> [COMPLETE THE FOLLOWING]
1. Answer these questions using the excerpt on Python's `if` statement below.
(a) According to the excerpt, what does `elif` stand for?
(b) When does an `else` block run?
(c) What values are assigned to `a` and `b` in the first example?
2. Pick up the excerpt on Python's `if` statement at its final line and keep writing it.

══ TEXT EXCERPT

The most basic control flow structure is the `if` statement.

The code in an `if` statment only executes if its condition is `True`. For example:

In [22]:
a = 5
b = 3
print(f'a, b: {a, b}')
if a < b:
    print('a is less than b')
if a == b:
    print('a equals b')
if a > b:
    print('a is greater than b')

a, b: (5, 3)
a is greater than b


The `if` statment also has optional `elif` and `else` blocks.

An `else` block runs only if the preceding `if` or `elif` blocks did not run. 

`elif` stands for "else, if". An `elif` block runs only if the preceding `if` or `elif` blocks did not run **and** the condition is `True`.

Using `elif` and `else`, the preceding example can also be written as follows:

In [23]:
a = 5
b = 3
print(f'a, b: {a, b}')
if a < b:
    print('a is less than b')
elif a == b:
    print('a equals b')
else:
    print('a is greater than b')

a, b: (5, 3)

════
══ STORED RECORDS

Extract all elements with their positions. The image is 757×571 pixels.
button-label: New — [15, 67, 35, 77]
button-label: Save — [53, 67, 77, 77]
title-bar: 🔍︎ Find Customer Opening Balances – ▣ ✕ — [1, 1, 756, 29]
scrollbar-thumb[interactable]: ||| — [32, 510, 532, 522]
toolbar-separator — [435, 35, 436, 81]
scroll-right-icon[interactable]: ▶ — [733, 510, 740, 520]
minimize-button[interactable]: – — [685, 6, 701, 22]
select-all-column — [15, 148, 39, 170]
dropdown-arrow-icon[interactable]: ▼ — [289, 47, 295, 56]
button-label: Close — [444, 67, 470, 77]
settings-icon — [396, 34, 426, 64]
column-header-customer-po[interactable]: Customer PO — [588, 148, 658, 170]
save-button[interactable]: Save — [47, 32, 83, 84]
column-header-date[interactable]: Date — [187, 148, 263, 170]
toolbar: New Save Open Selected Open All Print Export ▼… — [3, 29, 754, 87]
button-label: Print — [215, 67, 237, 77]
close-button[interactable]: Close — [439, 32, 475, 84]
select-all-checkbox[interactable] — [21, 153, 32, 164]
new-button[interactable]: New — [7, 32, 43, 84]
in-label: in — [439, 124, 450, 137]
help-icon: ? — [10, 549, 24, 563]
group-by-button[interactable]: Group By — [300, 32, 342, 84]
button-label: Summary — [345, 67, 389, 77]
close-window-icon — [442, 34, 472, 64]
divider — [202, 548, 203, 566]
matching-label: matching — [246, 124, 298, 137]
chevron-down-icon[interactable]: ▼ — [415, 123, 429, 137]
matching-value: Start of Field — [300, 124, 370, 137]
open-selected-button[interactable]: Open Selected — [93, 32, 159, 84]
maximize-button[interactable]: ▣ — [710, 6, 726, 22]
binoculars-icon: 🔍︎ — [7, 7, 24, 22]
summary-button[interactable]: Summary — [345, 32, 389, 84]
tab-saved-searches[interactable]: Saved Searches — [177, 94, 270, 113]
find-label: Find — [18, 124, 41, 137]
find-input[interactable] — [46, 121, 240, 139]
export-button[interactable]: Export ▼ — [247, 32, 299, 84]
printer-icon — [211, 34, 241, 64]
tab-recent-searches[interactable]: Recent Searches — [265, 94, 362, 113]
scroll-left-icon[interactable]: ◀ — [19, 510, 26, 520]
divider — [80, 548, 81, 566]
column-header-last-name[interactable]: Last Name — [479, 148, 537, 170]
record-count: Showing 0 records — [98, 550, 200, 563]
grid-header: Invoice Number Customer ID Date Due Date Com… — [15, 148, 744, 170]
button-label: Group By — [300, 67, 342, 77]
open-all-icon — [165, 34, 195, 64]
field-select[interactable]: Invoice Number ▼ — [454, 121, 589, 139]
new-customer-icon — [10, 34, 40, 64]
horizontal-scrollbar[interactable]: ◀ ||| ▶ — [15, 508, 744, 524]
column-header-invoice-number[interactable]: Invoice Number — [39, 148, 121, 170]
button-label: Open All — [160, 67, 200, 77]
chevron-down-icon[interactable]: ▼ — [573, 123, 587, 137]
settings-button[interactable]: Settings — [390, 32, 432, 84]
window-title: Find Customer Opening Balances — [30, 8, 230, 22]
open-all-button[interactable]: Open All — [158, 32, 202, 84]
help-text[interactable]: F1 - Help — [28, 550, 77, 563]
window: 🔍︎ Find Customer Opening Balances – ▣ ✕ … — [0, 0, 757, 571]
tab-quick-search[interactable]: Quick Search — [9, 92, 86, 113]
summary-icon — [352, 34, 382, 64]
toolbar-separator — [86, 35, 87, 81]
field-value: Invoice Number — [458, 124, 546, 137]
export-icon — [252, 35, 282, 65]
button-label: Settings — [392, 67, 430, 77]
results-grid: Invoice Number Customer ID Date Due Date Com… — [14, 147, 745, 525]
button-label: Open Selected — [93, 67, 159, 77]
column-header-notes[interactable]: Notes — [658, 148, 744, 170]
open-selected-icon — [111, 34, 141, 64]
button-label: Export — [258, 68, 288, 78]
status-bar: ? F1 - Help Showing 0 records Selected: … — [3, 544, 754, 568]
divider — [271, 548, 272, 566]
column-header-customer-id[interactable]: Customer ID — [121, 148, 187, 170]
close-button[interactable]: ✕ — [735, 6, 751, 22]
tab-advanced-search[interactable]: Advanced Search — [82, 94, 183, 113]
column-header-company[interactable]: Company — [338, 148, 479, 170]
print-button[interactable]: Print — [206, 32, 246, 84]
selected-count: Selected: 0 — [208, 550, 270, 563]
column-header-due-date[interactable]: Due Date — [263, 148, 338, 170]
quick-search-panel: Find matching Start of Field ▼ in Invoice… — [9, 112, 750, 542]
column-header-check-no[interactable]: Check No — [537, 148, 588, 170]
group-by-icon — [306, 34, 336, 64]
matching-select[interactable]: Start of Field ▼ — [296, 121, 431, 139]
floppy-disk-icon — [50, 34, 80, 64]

════

> [RESPONSES PER TASK]
1.
(a) "Else, if."
(b) It runs only if the preceding `if` or `elif` blocks did not run.
(c) `a` is 5 and `b` is 3.

2.
a is greater than b


### Looping

A loop is a block of code that repeats until a condition is met.

#### While loop

A `while` loop only repeats as long as its conditional expression is `True`. The following example adds `1` to the variable `a` until it has the value `5`:

In [24]:
a = 1
while (a < 5):
    a += 1
print("value after while loop:", a)

value after while loop: 5


#### For loop

A `for` loop iterates over a sequence, such as a list, tuple, dictionary, set, or string. The following example prints each element of a list on its own line:

In [25]:
mylist = [1,2,3]
for x in mylist:
    print(x)

1
2
3


A `for` loop iterates over the elements of lists in order, but the order of iteration for sets is dependent on their values - not their order.

For dictionaries, `for` loops iterate over keys by default, but instead of using the dictionary `mydictionary` as the object to iterate, use `mydictionary.values()` to iterate over the values, or `mydictionary.items()` to iterate over both. For example:

In [26]:
mydictionary = {1:2, 3:4}
print("Keys:")
for key in mydictionary:
    print(key)
print("Values:")
for value in mydictionary.values():
    print(value)
print("Key-Value Pairs:")
for key, value in mydictionary.items():
    print(key, value)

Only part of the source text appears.